- What you need to do
From the listing below, pull out the lines that hold "CLASSIC".

- Records supplied
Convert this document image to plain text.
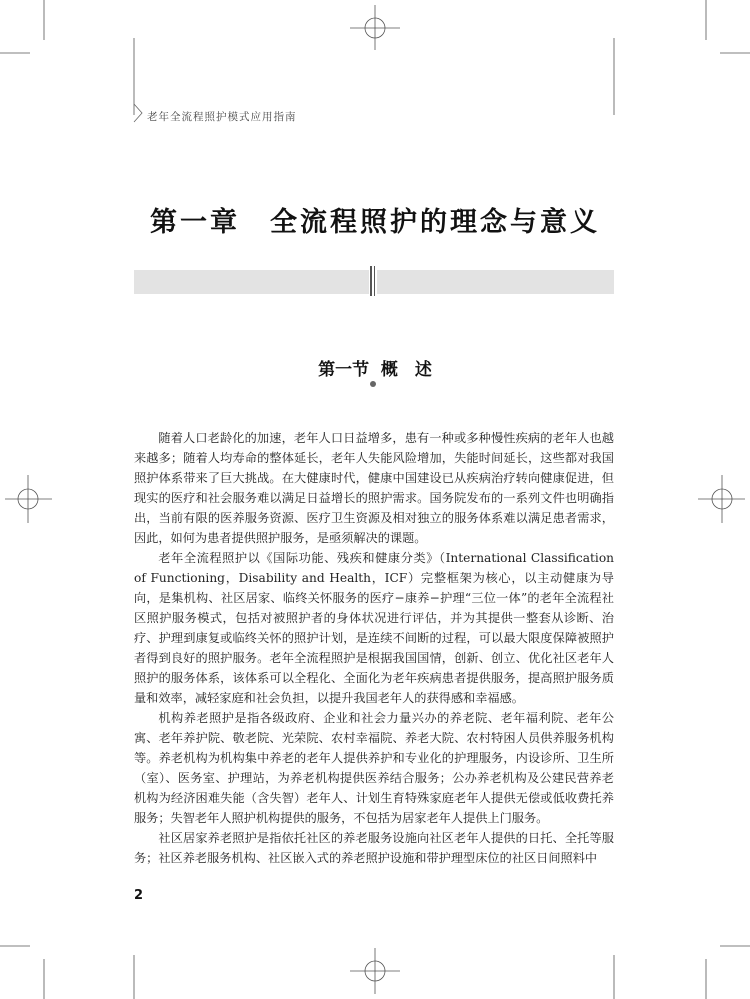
老年全流程照护模式应用指南
第一章　全流程照护的理念与意义
第一节 概　述

随着人口老龄化的加速，老年人口日益增多，患有一种或多种慢性疾病的老年人也越来越多；随着人均寿命的整体延长，老年人失能风险增加，失能时间延长，这些都对我国照护体系带来了巨大挑战。在大健康时代，健康中国建设已从疾病治疗转向健康促进，但现实的医疗和社会服务难以满足日益增长的照护需求。国务院发布的一系列文件也明确指出，当前有限的医养服务资源、医疗卫生资源及相对独立的服务体系难以满足患者需求，因此，如何为患者提供照护服务，是亟须解决的课题。

老年全流程照护以《国际功能、残疾和健康分类》（International Classification of Functioning，Disability and Health，ICF）完整框架为核心，以主动健康为导向，是集机构、社区居家、临终关怀服务的医疗−康养−护理“三位一体”的老年全流程社区照护服务模式，包括对被照护者的身体状况进行评估，并为其提供一整套从诊断、治疗、护理到康复或临终关怀的照护计划，是连续不间断的过程，可以最大限度保障被照护者得到良好的照护服务。老年全流程照护是根据我国国情，创新、创立、优化社区老年人照护的服务体系，该体系可以全程化、全面化为老年疾病患者提供服务，提高照护服务质量和效率，减轻家庭和社会负担，以提升我国老年人的获得感和幸福感。

机构养老照护是指各级政府、企业和社会力量兴办的养老院、老年福利院、老年公寓、老年养护院、敬老院、光荣院、农村幸福院、养老大院、农村特困人员供养服务机构等。养老机构为机构集中养老的老年人提供养护和专业化的护理服务，内设诊所、卫生所（室）、医务室、护理站，为养老机构提供医养结合服务；公办养老机构及公建民营养老机构为经济困难失能（含失智）老年人、计划生育特殊家庭老年人提供无偿或低收费托养服务；失智老年人照护机构提供的服务，不包括为居家老年人提供上门服务。

社区居家养老照护是指依托社区的养老服务设施向社区老年人提供的日托、全托等服务；社区养老服务机构、社区嵌入式的养老照护设施和带护理型床位的社区日间照料中

2
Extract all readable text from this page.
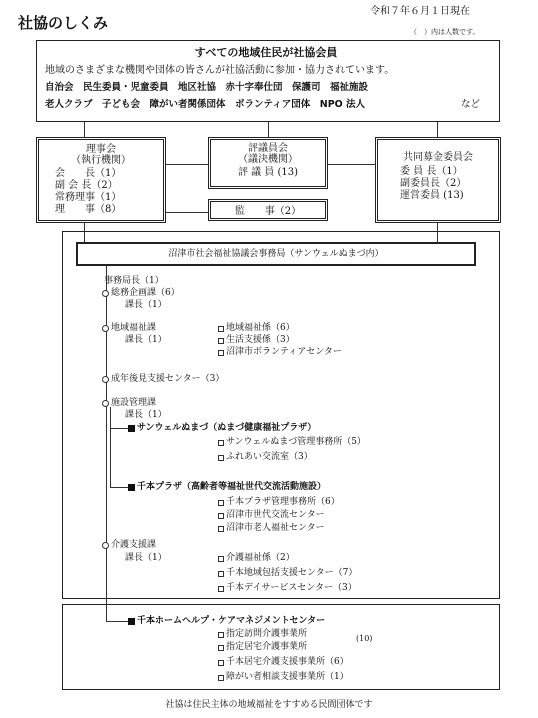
社協のしくみ
令和７年６月１日現在
（　）内は人数です。
すべての地域住民が社協会員
地域のさまざまな機関や団体の皆さんが社協活動に参加・協力されています。
自治会　民生委員・児童委員　地区社協　赤十字奉仕団　保護司　福祉施設
老人クラブ　子ども会　障がい者関係団体　ボランティア団体　NPO 法人	など
理事会
（執行機関）
会　　長（1）
副 会 長（2）
常務理事（1）
理　　事（8）
評議員会
（議決機関）
評 議 員 (13)
共同募金委員会
委 員 長（1）
副委員長（2）
運営委員 (13)
監　　事（2）
沼津市社会福祉協議会事務局（サンウェルぬまづ内）
事務局長（1）
総務企画課（6）
課長（1）
地域福祉課
課長（1）
地域福祉係（6）
生活支援係（3）
沼津市ボランティアセンター
成年後見支援センター（3）
施設管理課
課長（1）
サンウェルぬまづ（ぬまづ健康福祉プラザ）
サンウェルぬまづ管理事務所（5）
ふれあい交流室（3）
千本プラザ（高齢者等福祉世代交流活動施設）
千本プラザ管理事務所（6）
沼津市世代交流センター
沼津市老人福祉センター
介護支援課
課長（1）	介護福祉係（2）
千本地域包括支援センター（7）
千本デイサービスセンター（3）
千本ホームヘルプ・ケアマネジメントセンター
指定訪問介護事業所
指定居宅介護事業所
千本居宅介護支援事業所（6）
障がい者相談支援事業所（1）
(10)
社協は住民主体の地域福祉をすすめる民間団体です
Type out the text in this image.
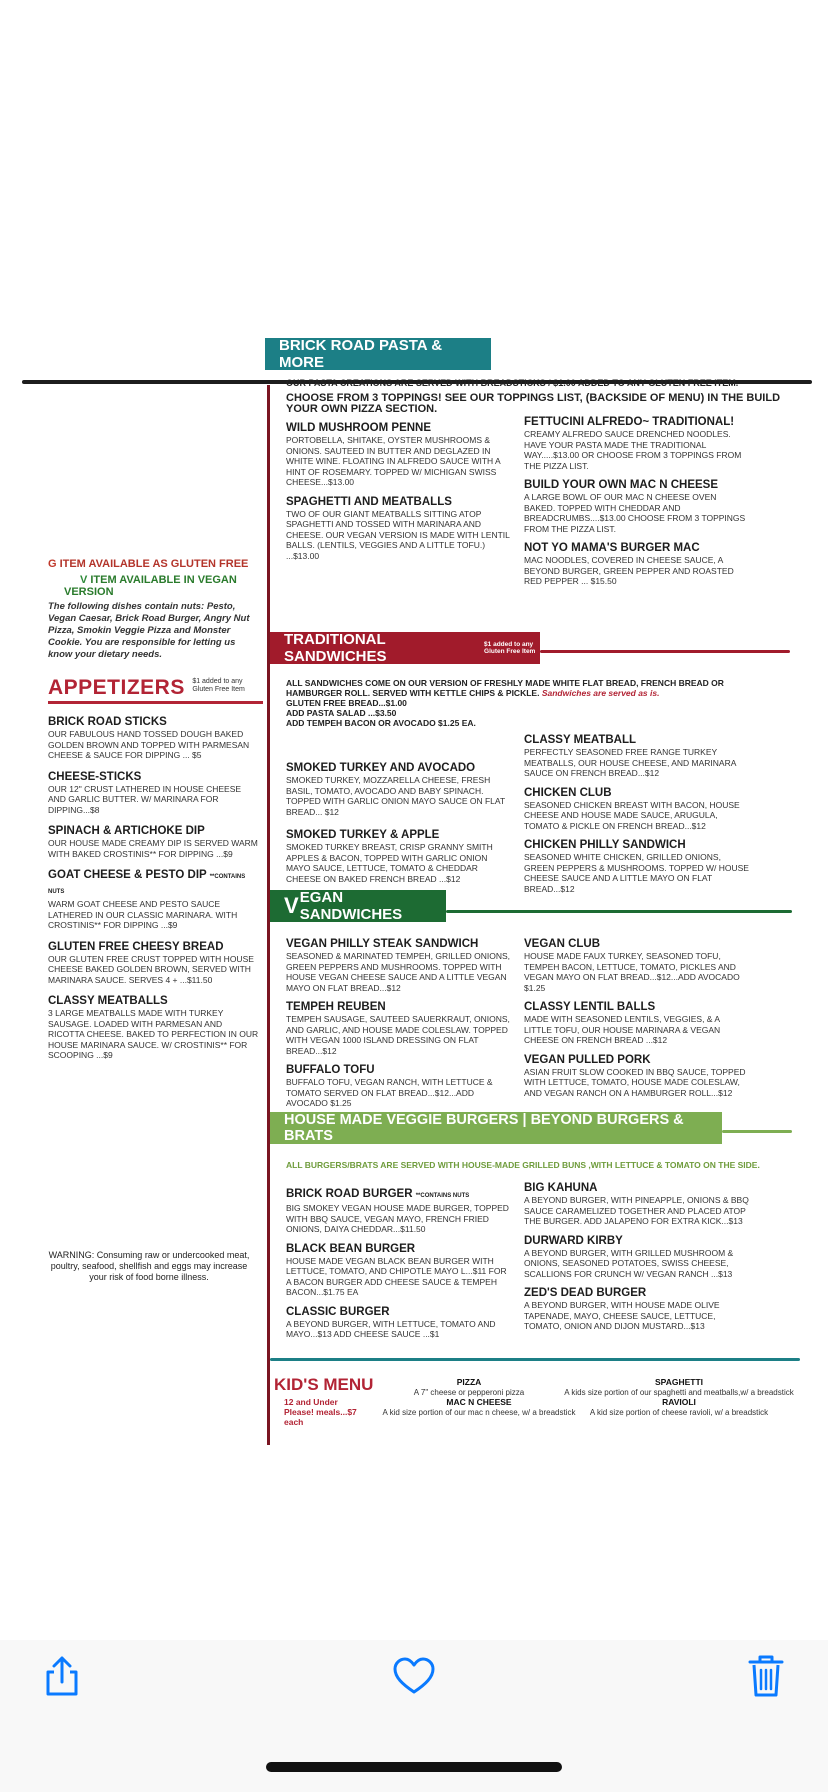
G ITEM AVAILABLE AS GLUTEN FREE
V ITEM AVAILABLE IN VEGAN VERSION
The following dishes contain nuts: Pesto, Vegan Caesar, Brick Road Burger, Angry Nut Pizza, Smokin Veggie Pizza and Monster Cookie. You are responsible for letting us know your dietary needs.
APPETIZERS $1 added to any Gluten Free Item
BRICK ROAD STICKS
OUR FABULOUS HAND TOSSED DOUGH BAKED GOLDEN BROWN AND TOPPED WITH PARMESAN CHEESE & SAUCE FOR DIPPING ... $5
CHEESE-STICKS
OUR 12" CRUST LATHERED IN HOUSE CHEESE AND GARLIC BUTTER. W/ MARINARA FOR DIPPING...$8
SPINACH & ARTICHOKE DIP
OUR HOUSE MADE CREAMY DIP IS SERVED WARM WITH BAKED CROSTINIS** FOR DIPPING ...$9
GOAT CHEESE & PESTO DIP **CONTAINS NUTS
WARM GOAT CHEESE AND PESTO SAUCE LATHERED IN OUR CLASSIC MARINARA. WITH CROSTINIS** FOR DIPPING ...$9
GLUTEN FREE CHEESY BREAD
OUR GLUTEN FREE CRUST TOPPED WITH HOUSE CHEESE BAKED GOLDEN BROWN, SERVED WITH MARINARA SAUCE. SERVES 4 + ...$11.50
CLASSY MEATBALLS
3 LARGE MEATBALLS MADE WITH TURKEY SAUSAGE. LOADED WITH PARMESAN AND RICOTTA CHEESE. BAKED TO PERFECTION IN OUR HOUSE MARINARA SAUCE. W/ CROSTINIS** FOR SCOOPING ...$9
WARNING: Consuming raw or undercooked meat, poultry, seafood, shellfish and eggs may increase your risk of food borne illness.
BRICK ROAD PASTA & MORE
OUR PASTA CREATIONS ARE SERVED WITH BREADSTICKS / $1.00 ADDED TO ANY GLUTEN FREE ITEM.
CHOOSE FROM 3 TOPPINGS! SEE OUR TOPPINGS LIST, (BACKSIDE OF MENU) IN THE BUILD YOUR OWN PIZZA SECTION.
WILD MUSHROOM PENNE
PORTOBELLA, SHITAKE, OYSTER MUSHROOMS & ONIONS. SAUTEED IN BUTTER AND DEGLAZED IN WHITE WINE. FLOATING IN ALFREDO SAUCE WITH A HINT OF ROSEMARY. TOPPED W/ MICHIGAN SWISS CHEESE...$13.00
SPAGHETTI AND MEATBALLS
TWO OF OUR GIANT MEATBALLS SITTING ATOP SPAGHETTI AND TOSSED WITH MARINARA AND CHEESE. OUR VEGAN VERSION IS MADE WITH LENTIL BALLS. (LENTILS, VEGGIES AND A LITTLE TOFU.) ...$13.00
FETTUCINI ALFREDO~ TRADITIONAL!
CREAMY ALFREDO SAUCE DRENCHED NOODLES. HAVE YOUR PASTA MADE THE TRADITIONAL WAY.....$13.00 OR CHOOSE FROM 3 TOPPINGS FROM THE PIZZA LIST.
BUILD YOUR OWN MAC N CHEESE
A LARGE BOWL OF OUR MAC N CHEESE OVEN BAKED. TOPPED WITH CHEDDAR AND BREADCRUMBS....$13.00 CHOOSE FROM 3 TOPPINGS FROM THE PIZZA LIST.
NOT YO MAMA'S BURGER MAC
MAC NOODLES, COVERED IN CHEESE SAUCE, A BEYOND BURGER, GREEN PEPPER AND ROASTED RED PEPPER ... $15.50
TRADITIONAL SANDWICHES
$1 added to any Gluten Free Item
ALL SANDWICHES COME ON OUR VERSION OF FRESHLY MADE WHITE FLAT BREAD, FRENCH BREAD OR HAMBURGER ROLL. SERVED WITH KETTLE CHIPS & PICKLE. Sandwiches are served as is.
GLUTEN FREE BREAD...$1.00
ADD PASTA SALAD ...$3.50
ADD TEMPEH BACON OR AVOCADO $1.25 EA.
SMOKED TURKEY AND AVOCADO
SMOKED TURKEY, MOZZARELLA CHEESE, FRESH BASIL, TOMATO, AVOCADO AND BABY SPINACH. TOPPED WITH GARLIC ONION MAYO SAUCE ON FLAT BREAD... $12
SMOKED TURKEY & APPLE
SMOKED TURKEY BREAST, CRISP GRANNY SMITH APPLES & BACON, TOPPED WITH GARLIC ONION MAYO SAUCE, LETTUCE, TOMATO & CHEDDAR CHEESE ON BAKED FRENCH BREAD ...$12
CLASSY MEATBALL
PERFECTLY SEASONED FREE RANGE TURKEY MEATBALLS, OUR HOUSE CHEESE, AND MARINARA SAUCE ON FRENCH BREAD...$12
CHICKEN CLUB
SEASONED CHICKEN BREAST WITH BACON, HOUSE CHEESE AND HOUSE MADE SAUCE, ARUGULA, TOMATO & PICKLE ON FRENCH BREAD...$12
CHICKEN PHILLY SANDWICH
SEASONED WHITE CHICKEN, GRILLED ONIONS, GREEN PEPPERS & MUSHROOMS. TOPPED W/ HOUSE CHEESE SAUCE AND A LITTLE MAYO ON FLAT BREAD...$12
V EGAN SANDWICHES
VEGAN PHILLY STEAK SANDWICH
SEASONED & MARINATED TEMPEH, GRILLED ONIONS, GREEN PEPPERS AND MUSHROOMS. TOPPED WITH HOUSE VEGAN CHEESE SAUCE AND A LITTLE VEGAN MAYO ON FLAT BREAD...$12
TEMPEH REUBEN
TEMPEH SAUSAGE, SAUTEED SAUERKRAUT, ONIONS, AND GARLIC, AND HOUSE MADE COLESLAW. TOPPED WITH VEGAN 1000 ISLAND DRESSING ON FLAT BREAD...$12
BUFFALO TOFU
BUFFALO TOFU, VEGAN RANCH, WITH LETTUCE & TOMATO SERVED ON FLAT BREAD...$12...ADD AVOCADO $1.25
VEGAN CLUB
HOUSE MADE FAUX TURKEY, SEASONED TOFU, TEMPEH BACON, LETTUCE, TOMATO, PICKLES AND VEGAN MAYO ON FLAT BREAD...$12...ADD AVOCADO $1.25
CLASSY LENTIL BALLS
MADE WITH SEASONED LENTILS, VEGGIES, & A LITTLE TOFU, OUR HOUSE MARINARA & VEGAN CHEESE ON FRENCH BREAD ...$12
VEGAN PULLED PORK
ASIAN FRUIT SLOW COOKED IN BBQ SAUCE, TOPPED WITH LETTUCE, TOMATO, HOUSE MADE COLESLAW, AND VEGAN RANCH ON A HAMBURGER ROLL...$12
HOUSE MADE VEGGIE BURGERS | BEYOND BURGERS & BRATS
ALL BURGERS/BRATS ARE SERVED WITH HOUSE-MADE GRILLED BUNS ,WITH LETTUCE & TOMATO ON THE SIDE.
BRICK ROAD BURGER **CONTAINS NUTS
BIG SMOKEY VEGAN HOUSE MADE BURGER, TOPPED WITH BBQ SAUCE, VEGAN MAYO, FRENCH FRIED ONIONS, DAIYA CHEDDAR...$11.50
BLACK BEAN BURGER
HOUSE MADE VEGAN BLACK BEAN BURGER WITH LETTUCE, TOMATO, AND CHIPOTLE MAYO L...$11 FOR A BACON BURGER ADD CHEESE SAUCE & TEMPEH BACON...$1.75 EA
CLASSIC BURGER
A BEYOND BURGER, WITH LETTUCE, TOMATO AND MAYO...$13 ADD CHEESE SAUCE ...$1
BIG KAHUNA
A BEYOND BURGER, WITH PINEAPPLE, ONIONS & BBQ SAUCE CARAMELIZED TOGETHER AND PLACED ATOP THE BURGER. ADD JALAPENO FOR EXTRA KICK...$13
DURWARD KIRBY
A BEYOND BURGER, WITH GRILLED MUSHROOM & ONIONS, SEASONED POTATOES, SWISS CHEESE, SCALLIONS FOR CRUNCH W/ VEGAN RANCH ...$13
ZED'S DEAD BURGER
A BEYOND BURGER, WITH HOUSE MADE OLIVE TAPENADE, MAYO, CHEESE SAUCE, LETTUCE, TOMATO, ONION AND DIJON MUSTARD...$13
KID'S MENU
12 and Under Please! meals...$7 each
PIZZA
A 7" cheese or pepperoni pizza
MAC N CHEESE
A kid size portion of our mac n cheese, w/ a breadstick
SPAGHETTI
A kids size portion of our spaghetti and meatballs,w/ a breadstick
RAVIOLI
A kid size portion of cheese ravioli, w/ a breadstick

- Written reply
WARM GOAT CHEESE AND PESTO SAUCE LATHERED IN OUR CLASSIC MARINARA. WITH CROSTINIS** FOR DIPPING ...$9
CLASSIC BURGER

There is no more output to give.